→ **PROBLEM TO WORK ON**
Search term "value": copy each line of the records that contains it.

→ **EXTRACTED ENTRIES**
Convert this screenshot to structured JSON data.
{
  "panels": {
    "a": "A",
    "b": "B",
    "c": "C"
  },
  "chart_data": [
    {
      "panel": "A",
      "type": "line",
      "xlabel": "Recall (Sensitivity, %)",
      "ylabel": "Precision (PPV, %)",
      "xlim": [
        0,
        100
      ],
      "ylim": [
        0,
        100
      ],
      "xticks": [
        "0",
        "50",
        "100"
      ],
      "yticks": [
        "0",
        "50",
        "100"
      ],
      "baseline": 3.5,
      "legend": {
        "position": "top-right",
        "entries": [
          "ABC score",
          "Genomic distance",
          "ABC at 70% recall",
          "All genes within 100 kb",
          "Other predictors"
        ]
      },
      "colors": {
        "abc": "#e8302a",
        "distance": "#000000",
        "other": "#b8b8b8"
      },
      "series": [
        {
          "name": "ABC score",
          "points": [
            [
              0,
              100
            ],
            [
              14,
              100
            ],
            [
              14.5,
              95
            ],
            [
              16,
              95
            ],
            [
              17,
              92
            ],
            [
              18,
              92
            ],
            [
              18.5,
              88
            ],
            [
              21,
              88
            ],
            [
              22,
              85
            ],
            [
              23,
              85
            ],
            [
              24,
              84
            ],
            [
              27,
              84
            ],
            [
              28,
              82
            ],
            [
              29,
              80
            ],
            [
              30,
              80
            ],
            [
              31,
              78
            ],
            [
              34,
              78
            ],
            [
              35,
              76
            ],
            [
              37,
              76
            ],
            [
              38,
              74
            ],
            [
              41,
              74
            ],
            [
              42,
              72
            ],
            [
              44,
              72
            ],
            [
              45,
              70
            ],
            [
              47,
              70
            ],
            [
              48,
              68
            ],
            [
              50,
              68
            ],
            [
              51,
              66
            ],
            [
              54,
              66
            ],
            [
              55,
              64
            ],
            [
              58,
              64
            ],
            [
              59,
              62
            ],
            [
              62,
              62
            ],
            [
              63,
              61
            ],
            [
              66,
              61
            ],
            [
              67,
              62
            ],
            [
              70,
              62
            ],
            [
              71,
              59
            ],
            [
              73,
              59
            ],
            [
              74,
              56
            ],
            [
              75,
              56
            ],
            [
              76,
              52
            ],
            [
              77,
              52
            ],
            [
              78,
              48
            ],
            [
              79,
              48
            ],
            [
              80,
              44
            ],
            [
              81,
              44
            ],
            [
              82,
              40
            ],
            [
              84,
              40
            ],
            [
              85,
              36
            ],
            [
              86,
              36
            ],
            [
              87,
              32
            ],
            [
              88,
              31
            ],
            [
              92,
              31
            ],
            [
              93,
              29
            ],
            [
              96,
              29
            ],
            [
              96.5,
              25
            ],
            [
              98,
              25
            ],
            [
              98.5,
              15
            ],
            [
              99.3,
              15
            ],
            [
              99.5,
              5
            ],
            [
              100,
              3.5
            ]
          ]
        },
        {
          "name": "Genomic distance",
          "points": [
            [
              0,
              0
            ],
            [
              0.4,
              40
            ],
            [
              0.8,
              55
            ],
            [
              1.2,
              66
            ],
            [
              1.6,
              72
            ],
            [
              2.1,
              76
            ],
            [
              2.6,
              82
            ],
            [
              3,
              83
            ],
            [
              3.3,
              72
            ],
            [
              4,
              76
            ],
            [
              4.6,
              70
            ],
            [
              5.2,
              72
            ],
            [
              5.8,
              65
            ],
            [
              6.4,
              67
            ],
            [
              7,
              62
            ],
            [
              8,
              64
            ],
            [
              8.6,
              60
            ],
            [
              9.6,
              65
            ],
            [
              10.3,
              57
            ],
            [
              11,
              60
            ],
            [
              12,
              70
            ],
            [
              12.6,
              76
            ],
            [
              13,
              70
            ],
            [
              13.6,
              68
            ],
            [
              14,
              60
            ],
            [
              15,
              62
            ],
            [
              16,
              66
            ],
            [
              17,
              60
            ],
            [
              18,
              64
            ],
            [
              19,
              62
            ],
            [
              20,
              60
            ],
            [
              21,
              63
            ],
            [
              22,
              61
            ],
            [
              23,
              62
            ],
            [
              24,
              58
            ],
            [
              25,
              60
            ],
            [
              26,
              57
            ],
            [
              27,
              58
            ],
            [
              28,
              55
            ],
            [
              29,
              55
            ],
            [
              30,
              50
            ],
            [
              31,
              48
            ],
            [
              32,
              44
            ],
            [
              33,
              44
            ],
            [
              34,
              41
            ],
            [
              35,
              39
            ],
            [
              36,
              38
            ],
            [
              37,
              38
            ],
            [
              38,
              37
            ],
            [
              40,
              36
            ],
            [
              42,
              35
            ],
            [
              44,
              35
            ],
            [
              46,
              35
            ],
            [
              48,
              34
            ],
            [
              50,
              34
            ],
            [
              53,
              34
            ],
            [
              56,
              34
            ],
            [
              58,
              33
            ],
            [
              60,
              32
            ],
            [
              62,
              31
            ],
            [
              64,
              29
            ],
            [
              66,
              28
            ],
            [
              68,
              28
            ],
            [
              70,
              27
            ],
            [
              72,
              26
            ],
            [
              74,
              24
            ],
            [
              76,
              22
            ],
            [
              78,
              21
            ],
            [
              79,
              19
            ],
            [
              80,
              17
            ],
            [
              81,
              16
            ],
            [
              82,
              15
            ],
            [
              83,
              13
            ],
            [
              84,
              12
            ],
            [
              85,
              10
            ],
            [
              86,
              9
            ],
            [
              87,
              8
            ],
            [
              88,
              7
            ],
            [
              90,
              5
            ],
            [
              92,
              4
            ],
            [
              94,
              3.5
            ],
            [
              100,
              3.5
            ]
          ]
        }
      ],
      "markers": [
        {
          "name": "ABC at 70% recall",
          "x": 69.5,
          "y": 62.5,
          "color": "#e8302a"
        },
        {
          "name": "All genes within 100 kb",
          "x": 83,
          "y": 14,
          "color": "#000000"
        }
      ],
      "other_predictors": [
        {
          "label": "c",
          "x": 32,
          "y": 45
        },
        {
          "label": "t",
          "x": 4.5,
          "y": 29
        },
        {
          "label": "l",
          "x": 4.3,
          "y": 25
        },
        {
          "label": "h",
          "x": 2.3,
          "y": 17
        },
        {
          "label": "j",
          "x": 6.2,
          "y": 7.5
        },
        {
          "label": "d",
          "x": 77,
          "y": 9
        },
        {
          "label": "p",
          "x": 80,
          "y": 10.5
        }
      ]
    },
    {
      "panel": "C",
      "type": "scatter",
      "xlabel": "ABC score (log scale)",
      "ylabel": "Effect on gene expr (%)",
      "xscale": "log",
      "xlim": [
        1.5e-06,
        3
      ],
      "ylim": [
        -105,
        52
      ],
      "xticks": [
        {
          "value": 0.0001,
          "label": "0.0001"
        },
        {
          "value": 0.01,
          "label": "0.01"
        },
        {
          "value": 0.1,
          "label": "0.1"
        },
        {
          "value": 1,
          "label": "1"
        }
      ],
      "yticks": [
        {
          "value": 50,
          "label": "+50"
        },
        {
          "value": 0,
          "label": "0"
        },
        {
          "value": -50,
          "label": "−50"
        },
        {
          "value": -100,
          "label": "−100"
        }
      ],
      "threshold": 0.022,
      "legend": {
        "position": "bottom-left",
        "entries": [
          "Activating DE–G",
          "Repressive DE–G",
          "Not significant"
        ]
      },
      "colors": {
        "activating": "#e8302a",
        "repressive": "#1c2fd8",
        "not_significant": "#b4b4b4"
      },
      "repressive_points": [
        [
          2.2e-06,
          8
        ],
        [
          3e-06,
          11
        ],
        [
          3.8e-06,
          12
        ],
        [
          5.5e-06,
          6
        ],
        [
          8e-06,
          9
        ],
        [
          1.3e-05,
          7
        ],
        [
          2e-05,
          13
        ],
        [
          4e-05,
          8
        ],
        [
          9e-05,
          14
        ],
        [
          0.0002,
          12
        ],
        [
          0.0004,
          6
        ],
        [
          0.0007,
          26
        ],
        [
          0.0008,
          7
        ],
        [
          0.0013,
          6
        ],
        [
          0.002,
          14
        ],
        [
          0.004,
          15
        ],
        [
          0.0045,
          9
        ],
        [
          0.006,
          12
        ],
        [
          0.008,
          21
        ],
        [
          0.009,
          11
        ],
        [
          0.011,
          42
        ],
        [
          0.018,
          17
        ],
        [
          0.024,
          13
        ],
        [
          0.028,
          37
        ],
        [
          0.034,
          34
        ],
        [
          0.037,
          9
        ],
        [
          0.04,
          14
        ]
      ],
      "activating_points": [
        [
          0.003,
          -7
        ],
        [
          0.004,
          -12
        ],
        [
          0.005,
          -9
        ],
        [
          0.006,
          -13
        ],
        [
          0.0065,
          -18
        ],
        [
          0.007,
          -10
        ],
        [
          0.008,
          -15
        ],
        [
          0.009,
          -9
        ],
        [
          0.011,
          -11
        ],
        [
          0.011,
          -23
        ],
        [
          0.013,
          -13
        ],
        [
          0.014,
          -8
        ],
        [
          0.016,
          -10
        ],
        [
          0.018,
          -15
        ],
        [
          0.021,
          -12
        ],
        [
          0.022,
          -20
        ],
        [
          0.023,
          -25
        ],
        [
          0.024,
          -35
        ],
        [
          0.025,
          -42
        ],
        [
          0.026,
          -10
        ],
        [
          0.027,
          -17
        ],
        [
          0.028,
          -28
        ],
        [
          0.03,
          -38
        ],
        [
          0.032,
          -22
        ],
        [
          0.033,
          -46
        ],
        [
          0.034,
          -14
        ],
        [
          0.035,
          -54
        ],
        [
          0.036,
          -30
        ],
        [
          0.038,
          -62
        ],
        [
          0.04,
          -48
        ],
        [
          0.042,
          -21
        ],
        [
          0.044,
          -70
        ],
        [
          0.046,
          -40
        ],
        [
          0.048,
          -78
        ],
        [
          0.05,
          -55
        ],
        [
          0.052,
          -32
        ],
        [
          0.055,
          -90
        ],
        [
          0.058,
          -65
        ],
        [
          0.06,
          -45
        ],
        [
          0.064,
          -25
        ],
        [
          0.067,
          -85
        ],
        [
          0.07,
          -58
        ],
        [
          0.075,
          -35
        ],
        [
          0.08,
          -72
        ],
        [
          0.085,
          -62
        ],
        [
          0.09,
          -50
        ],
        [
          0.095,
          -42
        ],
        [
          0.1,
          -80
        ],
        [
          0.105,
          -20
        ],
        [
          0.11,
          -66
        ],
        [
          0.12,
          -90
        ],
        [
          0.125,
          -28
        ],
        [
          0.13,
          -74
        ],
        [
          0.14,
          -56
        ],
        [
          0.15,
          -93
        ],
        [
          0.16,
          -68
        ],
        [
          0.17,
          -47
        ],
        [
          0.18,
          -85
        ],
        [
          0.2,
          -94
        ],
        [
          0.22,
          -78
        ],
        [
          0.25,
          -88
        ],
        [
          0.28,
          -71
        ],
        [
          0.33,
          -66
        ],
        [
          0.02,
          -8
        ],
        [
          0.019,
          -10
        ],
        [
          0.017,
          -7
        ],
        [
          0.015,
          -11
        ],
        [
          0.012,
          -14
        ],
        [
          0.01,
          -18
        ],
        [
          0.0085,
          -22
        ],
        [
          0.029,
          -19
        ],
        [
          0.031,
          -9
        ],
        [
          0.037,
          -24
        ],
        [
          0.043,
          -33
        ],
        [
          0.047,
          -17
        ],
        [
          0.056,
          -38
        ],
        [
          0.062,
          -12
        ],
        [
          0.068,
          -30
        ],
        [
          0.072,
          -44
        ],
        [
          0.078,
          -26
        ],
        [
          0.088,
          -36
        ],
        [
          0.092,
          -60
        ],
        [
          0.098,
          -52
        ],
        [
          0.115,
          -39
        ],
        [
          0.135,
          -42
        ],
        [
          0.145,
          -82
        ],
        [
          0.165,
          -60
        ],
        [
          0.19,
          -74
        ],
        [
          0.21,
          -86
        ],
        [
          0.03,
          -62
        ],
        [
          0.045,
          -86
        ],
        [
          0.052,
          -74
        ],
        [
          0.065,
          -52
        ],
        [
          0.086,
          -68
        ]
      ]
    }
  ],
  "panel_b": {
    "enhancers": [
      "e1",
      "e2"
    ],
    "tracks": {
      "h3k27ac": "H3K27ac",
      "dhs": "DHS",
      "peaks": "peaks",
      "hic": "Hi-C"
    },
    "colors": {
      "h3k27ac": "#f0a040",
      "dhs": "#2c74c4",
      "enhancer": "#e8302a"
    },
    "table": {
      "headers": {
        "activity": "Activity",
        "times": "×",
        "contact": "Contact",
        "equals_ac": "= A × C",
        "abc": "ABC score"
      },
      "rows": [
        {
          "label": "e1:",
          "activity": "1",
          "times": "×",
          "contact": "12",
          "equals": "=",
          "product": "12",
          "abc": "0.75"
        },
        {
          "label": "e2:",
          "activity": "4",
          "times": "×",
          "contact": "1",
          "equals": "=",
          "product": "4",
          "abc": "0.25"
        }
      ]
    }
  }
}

→ **REPLY**
          "value": 0.0001,
          "value": 0.01,
          "value": 0.1,
          "value": 1,
          "value": 50,
          "value": 0,
          "value": -50,
          "value": -100,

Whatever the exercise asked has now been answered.